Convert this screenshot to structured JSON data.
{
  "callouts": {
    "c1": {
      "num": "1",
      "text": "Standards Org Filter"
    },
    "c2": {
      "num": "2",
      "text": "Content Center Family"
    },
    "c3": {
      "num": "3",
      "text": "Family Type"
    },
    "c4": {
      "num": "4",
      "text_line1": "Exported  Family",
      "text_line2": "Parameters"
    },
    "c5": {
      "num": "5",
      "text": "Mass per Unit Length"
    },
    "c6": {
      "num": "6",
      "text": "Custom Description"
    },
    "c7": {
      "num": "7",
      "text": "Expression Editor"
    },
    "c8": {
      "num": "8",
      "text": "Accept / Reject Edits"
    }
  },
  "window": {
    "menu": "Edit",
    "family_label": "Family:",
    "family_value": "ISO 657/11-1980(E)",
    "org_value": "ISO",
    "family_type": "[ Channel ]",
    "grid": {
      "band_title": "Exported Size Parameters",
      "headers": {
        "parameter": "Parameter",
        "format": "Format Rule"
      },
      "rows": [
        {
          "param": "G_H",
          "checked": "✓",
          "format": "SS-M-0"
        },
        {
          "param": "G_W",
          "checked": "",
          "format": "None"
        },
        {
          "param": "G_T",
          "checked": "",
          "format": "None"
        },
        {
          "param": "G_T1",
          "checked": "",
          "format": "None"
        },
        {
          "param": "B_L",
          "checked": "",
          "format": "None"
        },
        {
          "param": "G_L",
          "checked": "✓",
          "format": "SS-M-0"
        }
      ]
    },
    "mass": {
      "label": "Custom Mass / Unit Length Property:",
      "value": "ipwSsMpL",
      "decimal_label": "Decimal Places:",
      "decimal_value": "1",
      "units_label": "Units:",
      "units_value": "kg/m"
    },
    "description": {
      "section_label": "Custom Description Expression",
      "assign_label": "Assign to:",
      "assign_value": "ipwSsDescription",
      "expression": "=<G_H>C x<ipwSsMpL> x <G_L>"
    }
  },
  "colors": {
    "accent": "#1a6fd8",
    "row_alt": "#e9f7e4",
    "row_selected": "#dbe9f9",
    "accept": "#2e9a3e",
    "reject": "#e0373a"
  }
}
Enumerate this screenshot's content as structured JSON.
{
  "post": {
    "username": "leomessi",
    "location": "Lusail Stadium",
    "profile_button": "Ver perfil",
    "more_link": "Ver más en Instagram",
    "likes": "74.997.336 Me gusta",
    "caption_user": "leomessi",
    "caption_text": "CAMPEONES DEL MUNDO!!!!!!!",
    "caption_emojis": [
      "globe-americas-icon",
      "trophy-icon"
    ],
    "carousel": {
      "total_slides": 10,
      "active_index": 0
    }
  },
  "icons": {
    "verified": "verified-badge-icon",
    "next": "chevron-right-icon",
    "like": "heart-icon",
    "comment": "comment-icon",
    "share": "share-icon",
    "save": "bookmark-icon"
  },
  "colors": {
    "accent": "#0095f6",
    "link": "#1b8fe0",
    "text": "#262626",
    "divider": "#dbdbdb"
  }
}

════════════════════

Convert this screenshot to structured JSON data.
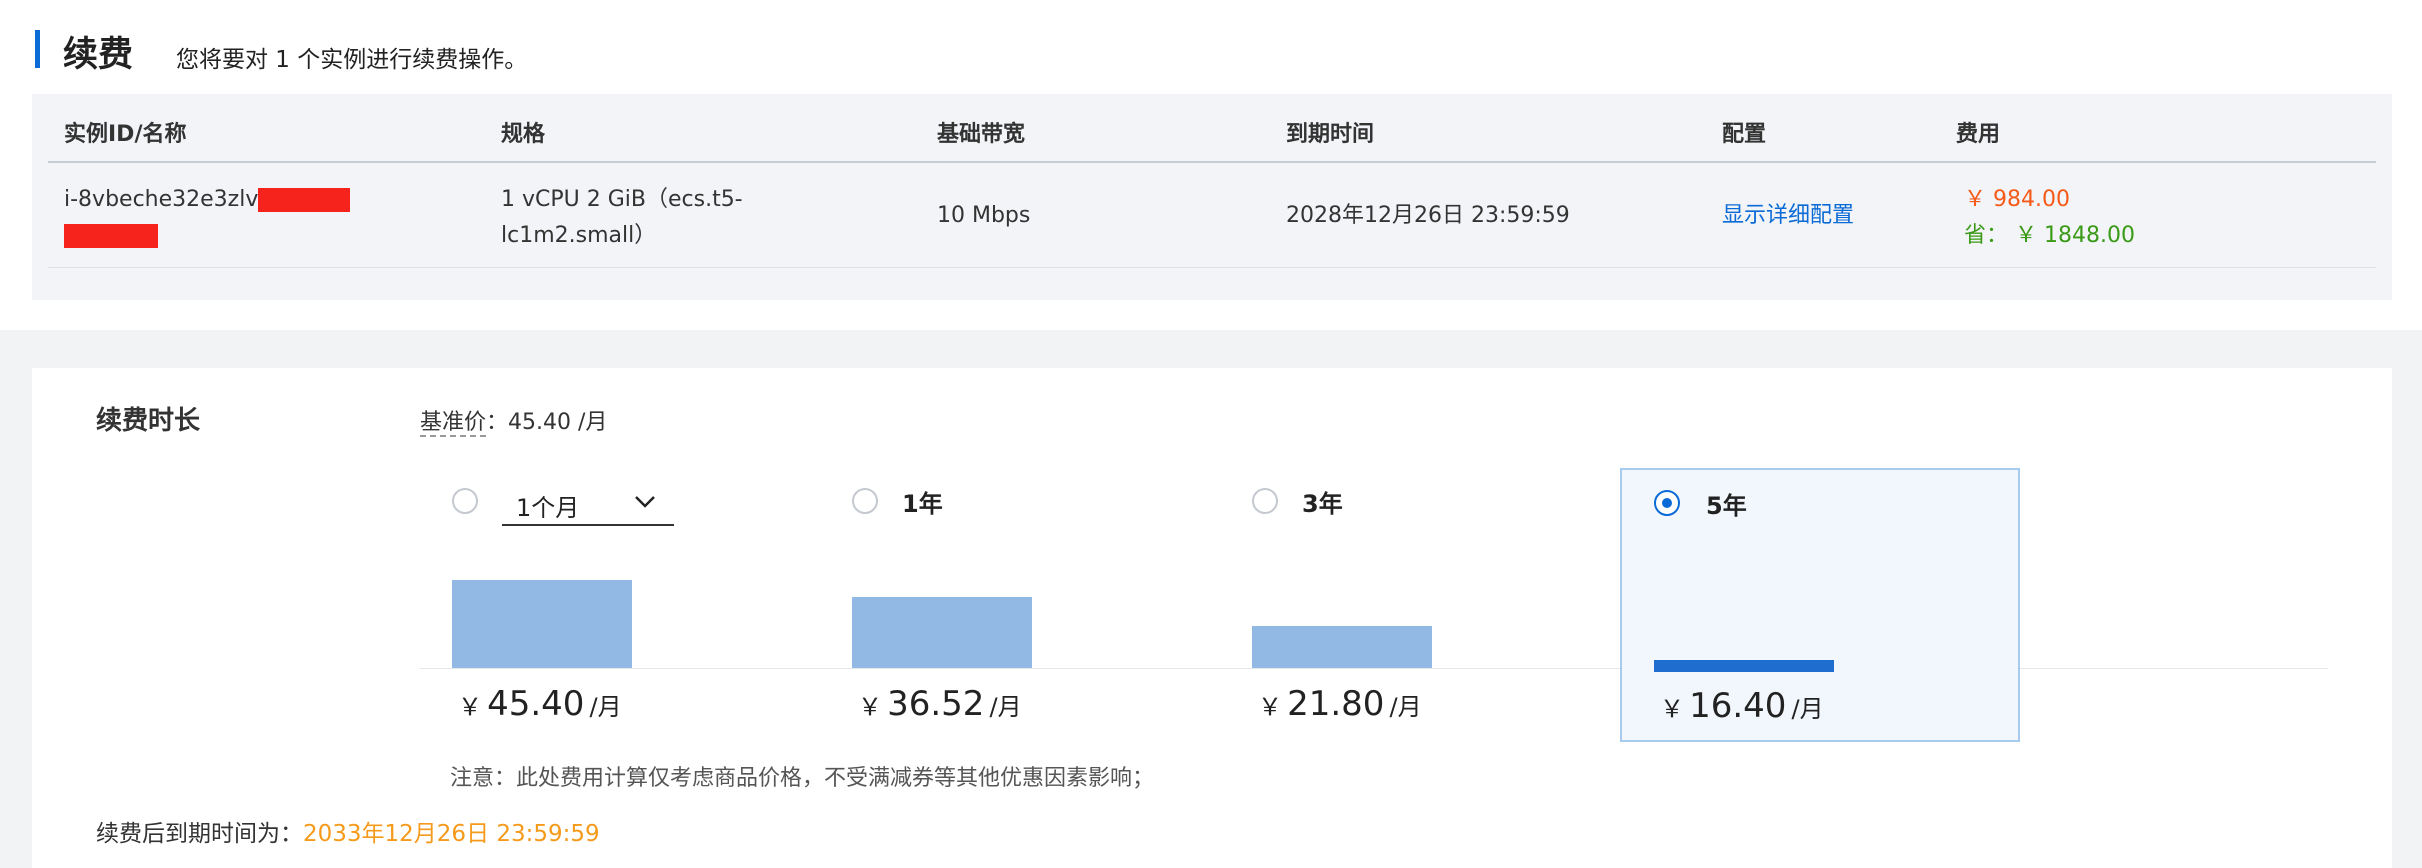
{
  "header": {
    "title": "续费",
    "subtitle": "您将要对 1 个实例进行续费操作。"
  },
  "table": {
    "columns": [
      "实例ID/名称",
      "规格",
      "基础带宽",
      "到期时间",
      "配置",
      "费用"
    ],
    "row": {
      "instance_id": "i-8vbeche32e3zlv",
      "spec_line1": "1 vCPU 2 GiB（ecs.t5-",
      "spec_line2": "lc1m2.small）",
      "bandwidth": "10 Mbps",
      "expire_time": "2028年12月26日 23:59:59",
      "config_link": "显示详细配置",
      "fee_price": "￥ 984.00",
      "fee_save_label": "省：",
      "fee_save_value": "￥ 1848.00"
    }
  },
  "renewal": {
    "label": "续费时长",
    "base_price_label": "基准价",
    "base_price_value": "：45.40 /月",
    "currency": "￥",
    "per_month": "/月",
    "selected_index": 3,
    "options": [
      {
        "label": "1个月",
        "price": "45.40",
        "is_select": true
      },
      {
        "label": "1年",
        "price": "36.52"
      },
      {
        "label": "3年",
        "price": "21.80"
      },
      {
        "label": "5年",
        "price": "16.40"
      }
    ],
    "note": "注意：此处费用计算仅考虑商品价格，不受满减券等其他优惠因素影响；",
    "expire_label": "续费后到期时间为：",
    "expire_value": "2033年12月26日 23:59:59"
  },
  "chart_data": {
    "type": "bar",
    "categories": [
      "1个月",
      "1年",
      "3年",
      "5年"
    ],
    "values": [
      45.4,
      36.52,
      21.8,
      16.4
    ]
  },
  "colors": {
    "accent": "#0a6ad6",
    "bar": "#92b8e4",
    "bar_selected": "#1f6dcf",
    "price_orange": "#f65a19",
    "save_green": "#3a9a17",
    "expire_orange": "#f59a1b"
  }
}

════════════════════

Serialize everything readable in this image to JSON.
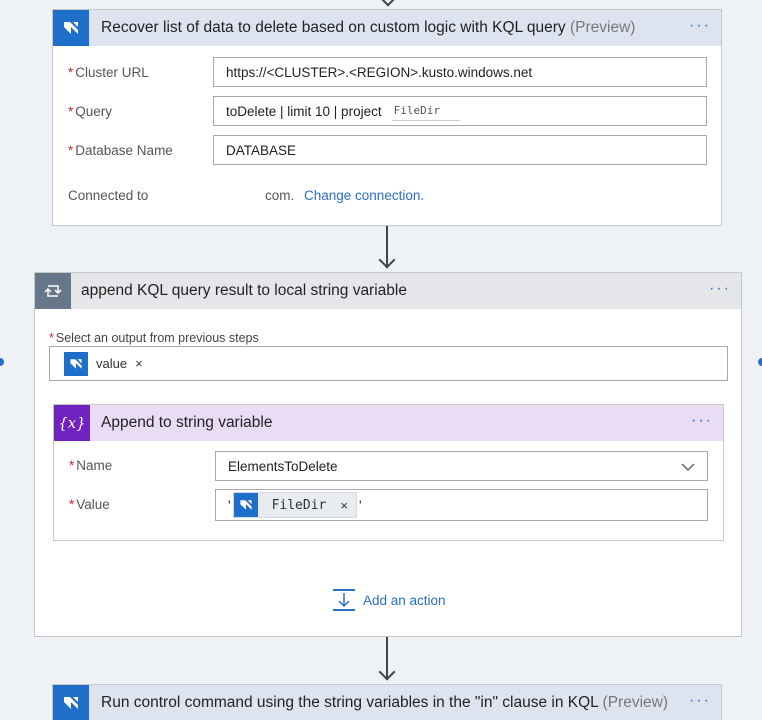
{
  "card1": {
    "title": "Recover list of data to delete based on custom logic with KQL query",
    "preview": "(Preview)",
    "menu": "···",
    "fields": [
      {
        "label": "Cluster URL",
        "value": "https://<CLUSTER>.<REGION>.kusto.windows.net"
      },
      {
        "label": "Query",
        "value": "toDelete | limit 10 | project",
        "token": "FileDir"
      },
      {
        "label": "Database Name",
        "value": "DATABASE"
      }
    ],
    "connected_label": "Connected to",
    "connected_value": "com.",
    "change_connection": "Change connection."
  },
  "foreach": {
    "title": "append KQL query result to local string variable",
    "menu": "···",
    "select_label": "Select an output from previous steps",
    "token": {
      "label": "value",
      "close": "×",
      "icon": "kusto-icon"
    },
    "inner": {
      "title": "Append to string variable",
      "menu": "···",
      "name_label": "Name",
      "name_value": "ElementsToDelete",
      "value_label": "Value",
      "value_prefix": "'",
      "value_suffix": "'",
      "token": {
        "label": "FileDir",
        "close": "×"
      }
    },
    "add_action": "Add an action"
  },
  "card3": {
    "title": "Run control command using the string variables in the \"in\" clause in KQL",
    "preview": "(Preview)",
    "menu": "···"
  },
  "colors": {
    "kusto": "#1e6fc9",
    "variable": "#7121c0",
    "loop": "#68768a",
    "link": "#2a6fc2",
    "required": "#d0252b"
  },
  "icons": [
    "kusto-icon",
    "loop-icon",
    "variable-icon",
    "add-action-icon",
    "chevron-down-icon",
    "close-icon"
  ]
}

════════════════════

PROBLEM TO SOLVE:
Report each line of the material above where the word "kusto" appears.

FULL ANSWER:
        "value": "https://<CLUSTER>.<REGION>.kusto.windows.net"
      "icon": "kusto-icon"
    "kusto": "#1e6fc9",
    "kusto-icon",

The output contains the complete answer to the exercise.